Stored data entries
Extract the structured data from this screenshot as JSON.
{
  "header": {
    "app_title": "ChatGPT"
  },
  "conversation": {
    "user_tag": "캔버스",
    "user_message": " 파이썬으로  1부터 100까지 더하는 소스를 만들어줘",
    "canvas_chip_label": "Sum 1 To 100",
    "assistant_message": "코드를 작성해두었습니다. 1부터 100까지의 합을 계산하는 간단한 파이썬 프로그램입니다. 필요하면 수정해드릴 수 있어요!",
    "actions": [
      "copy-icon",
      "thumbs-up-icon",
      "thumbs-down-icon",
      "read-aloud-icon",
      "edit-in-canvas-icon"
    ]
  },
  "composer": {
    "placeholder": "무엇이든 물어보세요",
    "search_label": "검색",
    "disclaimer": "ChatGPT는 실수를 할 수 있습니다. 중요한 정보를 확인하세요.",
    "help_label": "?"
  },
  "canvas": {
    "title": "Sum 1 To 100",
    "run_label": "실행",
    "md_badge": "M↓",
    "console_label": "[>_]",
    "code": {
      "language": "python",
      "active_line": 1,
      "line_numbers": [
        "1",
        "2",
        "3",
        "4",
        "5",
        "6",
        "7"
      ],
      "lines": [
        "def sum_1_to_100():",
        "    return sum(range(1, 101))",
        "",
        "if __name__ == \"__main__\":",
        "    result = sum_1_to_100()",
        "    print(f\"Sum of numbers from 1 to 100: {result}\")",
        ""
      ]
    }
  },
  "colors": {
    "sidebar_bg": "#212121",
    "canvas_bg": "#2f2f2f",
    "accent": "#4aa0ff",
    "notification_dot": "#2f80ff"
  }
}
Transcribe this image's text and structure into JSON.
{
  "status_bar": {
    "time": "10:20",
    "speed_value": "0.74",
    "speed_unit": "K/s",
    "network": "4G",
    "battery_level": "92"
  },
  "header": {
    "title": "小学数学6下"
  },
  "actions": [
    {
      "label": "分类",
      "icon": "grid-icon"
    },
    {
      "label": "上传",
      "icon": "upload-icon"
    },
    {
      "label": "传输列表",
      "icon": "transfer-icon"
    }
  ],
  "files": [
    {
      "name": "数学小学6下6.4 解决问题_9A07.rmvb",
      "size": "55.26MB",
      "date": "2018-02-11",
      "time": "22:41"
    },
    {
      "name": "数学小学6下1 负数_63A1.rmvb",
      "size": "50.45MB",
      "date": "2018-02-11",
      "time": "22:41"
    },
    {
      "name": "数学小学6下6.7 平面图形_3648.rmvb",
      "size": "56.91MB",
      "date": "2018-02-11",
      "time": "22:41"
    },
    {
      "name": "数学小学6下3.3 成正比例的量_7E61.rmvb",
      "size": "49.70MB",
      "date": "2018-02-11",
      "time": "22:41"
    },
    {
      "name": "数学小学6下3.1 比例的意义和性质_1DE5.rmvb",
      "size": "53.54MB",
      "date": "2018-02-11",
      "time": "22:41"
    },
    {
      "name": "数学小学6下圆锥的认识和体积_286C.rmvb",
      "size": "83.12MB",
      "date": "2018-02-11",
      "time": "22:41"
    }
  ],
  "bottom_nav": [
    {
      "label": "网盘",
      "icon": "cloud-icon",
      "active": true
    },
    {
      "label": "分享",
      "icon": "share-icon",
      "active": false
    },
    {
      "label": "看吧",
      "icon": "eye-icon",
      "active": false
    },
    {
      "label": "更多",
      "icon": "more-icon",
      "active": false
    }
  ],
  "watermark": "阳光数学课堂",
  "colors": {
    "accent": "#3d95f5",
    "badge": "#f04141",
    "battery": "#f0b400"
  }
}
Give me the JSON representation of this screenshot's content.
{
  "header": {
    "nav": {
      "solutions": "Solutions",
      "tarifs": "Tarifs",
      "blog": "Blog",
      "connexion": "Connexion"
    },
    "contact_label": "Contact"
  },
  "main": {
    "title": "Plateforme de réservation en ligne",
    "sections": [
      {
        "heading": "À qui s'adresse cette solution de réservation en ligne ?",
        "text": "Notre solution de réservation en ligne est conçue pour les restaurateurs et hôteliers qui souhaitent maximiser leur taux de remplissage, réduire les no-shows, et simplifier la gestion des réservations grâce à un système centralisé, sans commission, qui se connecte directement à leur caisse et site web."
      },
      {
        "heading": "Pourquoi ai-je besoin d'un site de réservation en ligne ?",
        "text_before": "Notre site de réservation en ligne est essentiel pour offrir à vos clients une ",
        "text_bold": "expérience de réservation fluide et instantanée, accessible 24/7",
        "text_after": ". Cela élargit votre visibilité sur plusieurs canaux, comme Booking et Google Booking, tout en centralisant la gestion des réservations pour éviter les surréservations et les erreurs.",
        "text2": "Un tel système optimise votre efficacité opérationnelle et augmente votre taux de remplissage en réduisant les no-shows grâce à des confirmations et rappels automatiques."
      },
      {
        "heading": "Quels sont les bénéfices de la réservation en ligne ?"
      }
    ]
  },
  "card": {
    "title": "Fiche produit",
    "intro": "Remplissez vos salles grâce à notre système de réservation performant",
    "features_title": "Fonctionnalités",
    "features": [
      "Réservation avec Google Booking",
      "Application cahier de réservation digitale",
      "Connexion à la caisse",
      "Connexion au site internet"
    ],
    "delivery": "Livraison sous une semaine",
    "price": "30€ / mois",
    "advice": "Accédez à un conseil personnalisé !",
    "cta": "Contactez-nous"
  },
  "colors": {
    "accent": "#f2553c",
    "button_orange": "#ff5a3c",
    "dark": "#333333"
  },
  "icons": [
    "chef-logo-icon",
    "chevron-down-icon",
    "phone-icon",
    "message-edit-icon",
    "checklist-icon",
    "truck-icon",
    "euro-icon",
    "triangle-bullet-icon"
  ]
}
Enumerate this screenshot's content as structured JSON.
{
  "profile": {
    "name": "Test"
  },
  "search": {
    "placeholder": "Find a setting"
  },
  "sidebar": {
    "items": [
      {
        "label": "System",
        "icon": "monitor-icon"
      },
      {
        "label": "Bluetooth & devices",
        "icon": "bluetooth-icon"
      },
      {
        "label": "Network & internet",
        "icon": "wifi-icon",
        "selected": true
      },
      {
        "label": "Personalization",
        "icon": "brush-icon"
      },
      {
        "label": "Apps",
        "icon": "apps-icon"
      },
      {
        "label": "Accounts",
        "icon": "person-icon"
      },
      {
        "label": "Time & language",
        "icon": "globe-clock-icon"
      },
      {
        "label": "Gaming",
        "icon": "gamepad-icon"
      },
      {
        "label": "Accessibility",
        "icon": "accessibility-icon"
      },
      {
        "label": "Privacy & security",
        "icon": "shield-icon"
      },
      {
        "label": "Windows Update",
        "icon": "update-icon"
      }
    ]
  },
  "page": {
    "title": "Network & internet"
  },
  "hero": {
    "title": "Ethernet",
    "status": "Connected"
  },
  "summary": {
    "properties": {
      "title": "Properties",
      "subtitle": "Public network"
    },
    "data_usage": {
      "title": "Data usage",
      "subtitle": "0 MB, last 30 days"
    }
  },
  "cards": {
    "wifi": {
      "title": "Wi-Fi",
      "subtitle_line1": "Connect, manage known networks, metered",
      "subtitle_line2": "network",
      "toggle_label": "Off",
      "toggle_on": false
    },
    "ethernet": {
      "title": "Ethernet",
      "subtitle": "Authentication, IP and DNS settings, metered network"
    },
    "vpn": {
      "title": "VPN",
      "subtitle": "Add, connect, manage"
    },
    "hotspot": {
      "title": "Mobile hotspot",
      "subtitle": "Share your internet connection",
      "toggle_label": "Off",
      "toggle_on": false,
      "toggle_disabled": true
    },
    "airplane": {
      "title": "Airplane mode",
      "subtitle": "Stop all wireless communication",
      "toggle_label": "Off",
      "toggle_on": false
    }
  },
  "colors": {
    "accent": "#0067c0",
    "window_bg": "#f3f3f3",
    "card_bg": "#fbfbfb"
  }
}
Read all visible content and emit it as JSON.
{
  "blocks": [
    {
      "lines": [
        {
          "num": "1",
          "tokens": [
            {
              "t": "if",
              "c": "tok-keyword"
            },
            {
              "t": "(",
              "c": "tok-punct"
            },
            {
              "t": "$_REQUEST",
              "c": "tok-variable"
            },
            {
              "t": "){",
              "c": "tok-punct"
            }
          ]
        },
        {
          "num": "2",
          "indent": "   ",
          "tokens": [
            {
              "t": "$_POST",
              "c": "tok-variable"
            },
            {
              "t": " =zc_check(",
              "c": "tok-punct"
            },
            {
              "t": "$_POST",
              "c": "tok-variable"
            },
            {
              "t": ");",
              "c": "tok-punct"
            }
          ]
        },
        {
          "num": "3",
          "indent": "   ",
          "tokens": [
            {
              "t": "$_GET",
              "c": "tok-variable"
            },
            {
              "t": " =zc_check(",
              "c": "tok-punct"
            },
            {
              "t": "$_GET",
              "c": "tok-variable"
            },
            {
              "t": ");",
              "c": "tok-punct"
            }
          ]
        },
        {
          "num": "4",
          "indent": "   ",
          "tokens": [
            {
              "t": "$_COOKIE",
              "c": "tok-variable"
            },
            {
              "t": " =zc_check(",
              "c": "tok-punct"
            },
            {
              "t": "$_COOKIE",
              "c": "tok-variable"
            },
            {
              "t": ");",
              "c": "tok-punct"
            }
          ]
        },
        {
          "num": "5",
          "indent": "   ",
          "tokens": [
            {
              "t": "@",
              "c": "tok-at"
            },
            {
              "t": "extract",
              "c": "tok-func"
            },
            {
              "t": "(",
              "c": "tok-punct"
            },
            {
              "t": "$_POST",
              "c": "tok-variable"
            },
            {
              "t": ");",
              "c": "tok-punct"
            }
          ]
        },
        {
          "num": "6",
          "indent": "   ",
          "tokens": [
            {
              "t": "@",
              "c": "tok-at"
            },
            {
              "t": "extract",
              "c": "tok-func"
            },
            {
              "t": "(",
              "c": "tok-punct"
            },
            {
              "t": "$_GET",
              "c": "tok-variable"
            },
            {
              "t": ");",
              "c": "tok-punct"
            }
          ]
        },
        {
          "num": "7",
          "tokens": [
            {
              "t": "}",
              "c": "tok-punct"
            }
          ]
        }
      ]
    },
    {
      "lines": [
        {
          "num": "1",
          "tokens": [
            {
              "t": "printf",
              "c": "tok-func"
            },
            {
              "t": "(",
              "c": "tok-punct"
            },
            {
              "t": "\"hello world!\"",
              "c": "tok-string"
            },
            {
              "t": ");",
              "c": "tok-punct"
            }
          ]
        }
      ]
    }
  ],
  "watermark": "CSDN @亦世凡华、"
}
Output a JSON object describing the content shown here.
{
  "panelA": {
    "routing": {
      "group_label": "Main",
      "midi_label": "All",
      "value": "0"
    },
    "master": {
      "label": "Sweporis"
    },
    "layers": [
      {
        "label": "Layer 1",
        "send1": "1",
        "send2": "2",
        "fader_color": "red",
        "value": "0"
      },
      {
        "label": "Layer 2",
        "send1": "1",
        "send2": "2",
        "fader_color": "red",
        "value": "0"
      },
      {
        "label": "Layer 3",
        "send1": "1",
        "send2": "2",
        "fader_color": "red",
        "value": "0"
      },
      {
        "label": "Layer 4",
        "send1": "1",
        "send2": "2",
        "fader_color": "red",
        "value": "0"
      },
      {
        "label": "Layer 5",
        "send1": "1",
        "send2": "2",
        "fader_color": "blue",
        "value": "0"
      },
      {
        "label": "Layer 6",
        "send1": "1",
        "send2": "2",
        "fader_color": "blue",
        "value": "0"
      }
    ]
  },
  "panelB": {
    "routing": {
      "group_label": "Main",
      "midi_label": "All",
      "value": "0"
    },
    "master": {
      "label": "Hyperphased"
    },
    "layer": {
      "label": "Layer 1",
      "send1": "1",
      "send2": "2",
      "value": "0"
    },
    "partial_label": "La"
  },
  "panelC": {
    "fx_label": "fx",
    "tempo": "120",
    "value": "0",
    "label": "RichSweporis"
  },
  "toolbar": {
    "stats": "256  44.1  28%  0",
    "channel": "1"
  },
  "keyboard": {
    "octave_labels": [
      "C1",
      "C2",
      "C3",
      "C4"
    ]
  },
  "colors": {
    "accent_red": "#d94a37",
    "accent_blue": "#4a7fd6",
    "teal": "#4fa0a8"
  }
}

> Task statement:
Return every line holding the word "content" from the records.

> Task output:
Give me the JSON representation of this screenshot's content.
Enumerate this screenshot's content as structured JSON.
Read all visible content and emit it as JSON.
Output a JSON object describing the content shown here.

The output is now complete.